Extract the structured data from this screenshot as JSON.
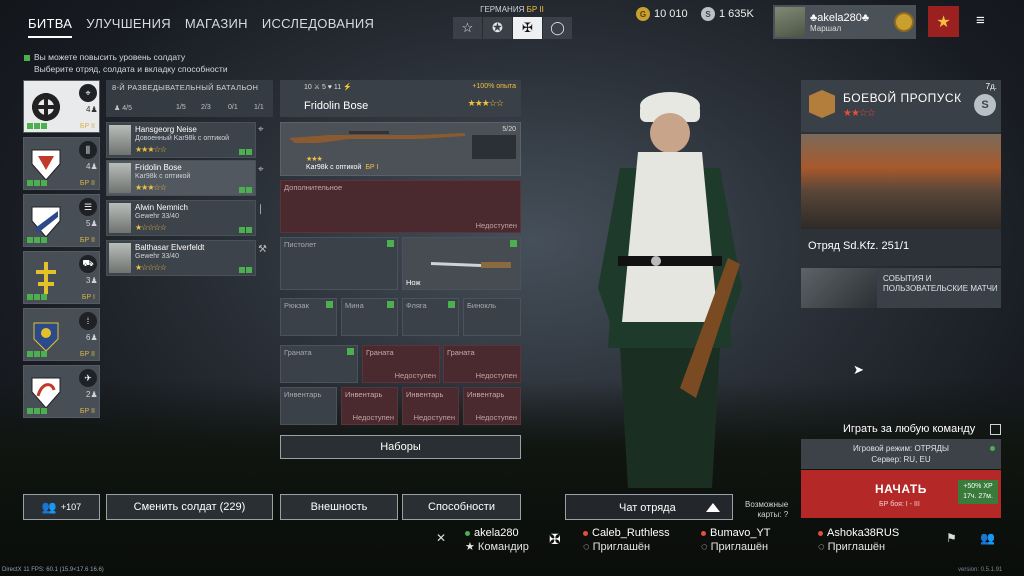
{
  "nav": {
    "tabs": [
      "БИТВА",
      "УЛУЧШЕНИЯ",
      "МАГАЗИН",
      "ИССЛЕДОВАНИЯ"
    ]
  },
  "hint": {
    "line1": "Вы можете повысить уровень солдату",
    "line2": "Выберите отряд, солдата и вкладку способности"
  },
  "nation": {
    "name": "ГЕРМАНИЯ",
    "br": "БР II"
  },
  "currency": {
    "gold": "10 010",
    "silver": "1 635K"
  },
  "user": {
    "name": "akela280",
    "rank": "Маршал"
  },
  "squads": [
    {
      "count": "4",
      "br": "БР II"
    },
    {
      "count": "4",
      "br": "БР II"
    },
    {
      "count": "5",
      "br": "БР II"
    },
    {
      "count": "3",
      "br": "БР I"
    },
    {
      "count": "6",
      "br": "БР II"
    },
    {
      "count": "2",
      "br": "БР II"
    }
  ],
  "battalion": {
    "title": "8-Й РАЗВЕДЫВАТЕЛЬНЫЙ БАТАЛЬОН",
    "count": "4/5",
    "slots": [
      "1/5",
      "2/3",
      "0/1",
      "1/1"
    ]
  },
  "soldiers": [
    {
      "name": "Hansgeorg Neise",
      "weapon": "Довоенный Kar98k с оптикой",
      "stars": "★★★☆☆"
    },
    {
      "name": "Fridolin Bose",
      "weapon": "Kar98k с оптикой",
      "stars": "★★★☆☆"
    },
    {
      "name": "Alwin Nemnich",
      "weapon": "Gewehr 33/40",
      "stars": "★☆☆☆☆"
    },
    {
      "name": "Balthasar Elverfeldt",
      "weapon": "Gewehr 33/40",
      "stars": "★☆☆☆☆"
    }
  ],
  "loadout": {
    "stats": "10 ⚔ 5 ♥ 11 ⚡",
    "exp_bonus": "+100% опыта",
    "soldier_name": "Fridolin Bose",
    "soldier_stars": "★★★☆☆",
    "primary": {
      "name": "Kar98k с оптикой",
      "br": "БР I",
      "ammo": "5/20",
      "stars": "★★★"
    },
    "additional": {
      "label": "Дополнительное",
      "status": "Недоступен"
    },
    "pistol": "Пистолет",
    "knife": "Нож",
    "small": [
      "Рюкзак",
      "Мина",
      "Фляга",
      "Бинокль"
    ],
    "grenades": [
      {
        "label": "Граната",
        "status": ""
      },
      {
        "label": "Граната",
        "status": "Недоступен"
      },
      {
        "label": "Граната",
        "status": "Недоступен"
      }
    ],
    "inventory": [
      {
        "label": "Инвентарь",
        "status": ""
      },
      {
        "label": "Инвентарь",
        "status": "Недоступен"
      },
      {
        "label": "Инвентарь",
        "status": "Недоступен"
      },
      {
        "label": "Инвентарь",
        "status": "Недоступен"
      }
    ],
    "kits": "Наборы"
  },
  "bottom": {
    "friends": "+107",
    "change": "Сменить солдат (229)",
    "appearance": "Внешность",
    "abilities": "Способности",
    "chat": "Чат отряда",
    "maps1": "Возможные",
    "maps2": "карты:"
  },
  "battlepass": {
    "title": "БОЕВОЙ ПРОПУСК",
    "stars": "★★☆☆",
    "days": "7д.",
    "reward": "Отряд Sd.Kfz. 251/1"
  },
  "events": {
    "text": "СОБЫТИЯ И ПОЛЬЗОВАТЕЛЬСКИЕ МАТЧИ"
  },
  "play": {
    "any_team": "Играть за любую команду",
    "mode": "Игровой режим: ОТРЯДЫ",
    "server": "Сервер: RU, EU",
    "start": "НАЧАТЬ",
    "br": "БР боя: I - III",
    "bonus1": "+50% XP",
    "bonus2": "17ч. 27м."
  },
  "party": [
    {
      "name": "akela280",
      "sub": "Командир",
      "color": "#4caf50"
    },
    {
      "name": "Caleb_Ruthless",
      "sub": "Приглашён",
      "color": "#e74c3c"
    },
    {
      "name": "Bumavo_YT",
      "sub": "Приглашён",
      "color": "#e74c3c"
    },
    {
      "name": "Ashoka38RUS",
      "sub": "Приглашён",
      "color": "#e74c3c"
    }
  ],
  "footer": {
    "fps": "DirectX 11 FPS: 60.1 (15.9<17.6 16.6)",
    "version": "version: 0.5.1.91"
  }
}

+++

Copy the listing in full and without alteration, omitting every picture.

Extract the structured data from this screenshot as JSON.
{
  "nav": {
    "tabs": [
      "БИТВА",
      "УЛУЧШЕНИЯ",
      "МАГАЗИН",
      "ИССЛЕДОВАНИЯ"
    ]
  },
  "hint": {
    "line1": "Вы можете повысить уровень солдату",
    "line2": "Выберите отряд, солдата и вкладку способности"
  },
  "nation": {
    "name": "ГЕРМАНИЯ",
    "br": "БР II"
  },
  "currency": {
    "gold": "10 010",
    "silver": "1 635K"
  },
  "user": {
    "name": "akela280",
    "rank": "Маршал"
  },
  "squads": [
    {
      "count": "4",
      "br": "БР II"
    },
    {
      "count": "4",
      "br": "БР II"
    },
    {
      "count": "5",
      "br": "БР II"
    },
    {
      "count": "3",
      "br": "БР I"
    },
    {
      "count": "6",
      "br": "БР II"
    },
    {
      "count": "2",
      "br": "БР II"
    }
  ],
  "battalion": {
    "title": "8-Й РАЗВЕДЫВАТЕЛЬНЫЙ БАТАЛЬОН",
    "count": "4/5",
    "slots": [
      "1/5",
      "2/3",
      "0/1",
      "1/1"
    ]
  },
  "soldiers": [
    {
      "name": "Hansgeorg Neise",
      "weapon": "Довоенный Kar98k с оптикой",
      "stars": "★★★☆☆"
    },
    {
      "name": "Fridolin Bose",
      "weapon": "Kar98k с оптикой",
      "stars": "★★★☆☆"
    },
    {
      "name": "Alwin Nemnich",
      "weapon": "Gewehr 33/40",
      "stars": "★☆☆☆☆"
    },
    {
      "name": "Balthasar Elverfeldt",
      "weapon": "Gewehr 33/40",
      "stars": "★☆☆☆☆"
    }
  ],
  "loadout": {
    "stats": "10 ⚔ 5 ♥ 11 ⚡",
    "exp_bonus": "+100% опыта",
    "soldier_name": "Fridolin Bose",
    "soldier_stars": "★★★☆☆",
    "primary": {
      "name": "Kar98k с оптикой",
      "br": "БР I",
      "ammo": "5/20",
      "stars": "★★★"
    },
    "additional": {
      "label": "Дополнительное",
      "status": "Недоступен"
    },
    "pistol": "Пистолет",
    "knife": "Нож",
    "small": [
      "Рюкзак",
      "Мина",
      "Фляга",
      "Бинокль"
    ],
    "grenades": [
      {
        "label": "Граната",
        "status": ""
      },
      {
        "label": "Граната",
        "status": "Недоступен"
      },
      {
        "label": "Граната",
        "status": "Недоступен"
      }
    ],
    "inventory": [
      {
        "label": "Инвентарь",
        "status": ""
      },
      {
        "label": "Инвентарь",
        "status": "Недоступен"
      },
      {
        "label": "Инвентарь",
        "status": "Недоступен"
      },
      {
        "label": "Инвентарь",
        "status": "Недоступен"
      }
    ],
    "kits": "Наборы"
  },
  "bottom": {
    "friends": "+107",
    "change": "Сменить солдат (229)",
    "appearance": "Внешность",
    "abilities": "Способности",
    "chat": "Чат отряда",
    "maps1": "Возможные",
    "maps2": "карты:"
  },
  "battlepass": {
    "title": "БОЕВОЙ ПРОПУСК",
    "stars": "★★☆☆",
    "days": "7д.",
    "reward": "Отряд Sd.Kfz. 251/1"
  },
  "events": {
    "text": "СОБЫТИЯ И ПОЛЬЗОВАТЕЛЬСКИЕ МАТЧИ"
  },
  "play": {
    "any_team": "Играть за любую команду",
    "mode": "Игровой режим: ОТРЯДЫ",
    "server": "Сервер: RU, EU",
    "start": "НАЧАТЬ",
    "br": "БР боя: I - III",
    "bonus1": "+50% XP",
    "bonus2": "17ч. 27м."
  },
  "party": [
    {
      "name": "akela280",
      "sub": "Командир",
      "color": "#4caf50"
    },
    {
      "name": "Caleb_Ruthless",
      "sub": "Приглашён",
      "color": "#e74c3c"
    },
    {
      "name": "Bumavo_YT",
      "sub": "Приглашён",
      "color": "#e74c3c"
    },
    {
      "name": "Ashoka38RUS",
      "sub": "Приглашён",
      "color": "#e74c3c"
    }
  ],
  "footer": {
    "fps": "DirectX 11 FPS: 60.1 (15.9<17.6 16.6)",
    "version": "version: 0.5.1.91"
  }
}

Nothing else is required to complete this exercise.